— start —

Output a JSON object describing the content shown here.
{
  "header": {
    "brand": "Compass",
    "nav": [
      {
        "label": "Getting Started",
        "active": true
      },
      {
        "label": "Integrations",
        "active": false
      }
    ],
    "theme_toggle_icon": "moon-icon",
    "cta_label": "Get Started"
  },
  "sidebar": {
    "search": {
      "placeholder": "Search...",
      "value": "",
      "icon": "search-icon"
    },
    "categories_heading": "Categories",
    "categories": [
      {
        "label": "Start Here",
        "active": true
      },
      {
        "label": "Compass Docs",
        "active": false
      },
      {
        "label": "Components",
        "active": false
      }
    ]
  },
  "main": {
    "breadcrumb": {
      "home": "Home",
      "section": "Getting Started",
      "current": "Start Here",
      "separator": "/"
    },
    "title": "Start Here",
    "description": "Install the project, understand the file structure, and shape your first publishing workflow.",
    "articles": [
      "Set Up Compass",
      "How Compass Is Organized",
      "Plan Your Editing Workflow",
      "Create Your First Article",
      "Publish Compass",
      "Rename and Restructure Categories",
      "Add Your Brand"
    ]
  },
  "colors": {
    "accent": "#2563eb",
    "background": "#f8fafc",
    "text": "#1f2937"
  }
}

— end —

### Given task
Give the entries again in full, exactly as they are written.

### Worked solution
Output a JSON object describing the content shown here.
{
  "header": {
    "brand": "Compass",
    "nav": [
      {
        "label": "Getting Started",
        "active": true
      },
      {
        "label": "Integrations",
        "active": false
      }
    ],
    "theme_toggle_icon": "moon-icon",
    "cta_label": "Get Started"
  },
  "sidebar": {
    "search": {
      "placeholder": "Search...",
      "value": "",
      "icon": "search-icon"
    },
    "categories_heading": "Categories",
    "categories": [
      {
        "label": "Start Here",
        "active": true
      },
      {
        "label": "Compass Docs",
        "active": false
      },
      {
        "label": "Components",
        "active": false
      }
    ]
  },
  "main": {
    "breadcrumb": {
      "home": "Home",
      "section": "Getting Started",
      "current": "Start Here",
      "separator": "/"
    },
    "title": "Start Here",
    "description": "Install the project, understand the file structure, and shape your first publishing workflow.",
    "articles": [
      "Set Up Compass",
      "How Compass Is Organized",
      "Plan Your Editing Workflow",
      "Create Your First Article",
      "Publish Compass",
      "Rename and Restructure Categories",
      "Add Your Brand"
    ]
  },
  "colors": {
    "accent": "#2563eb",
    "background": "#f8fafc",
    "text": "#1f2937"
  }
}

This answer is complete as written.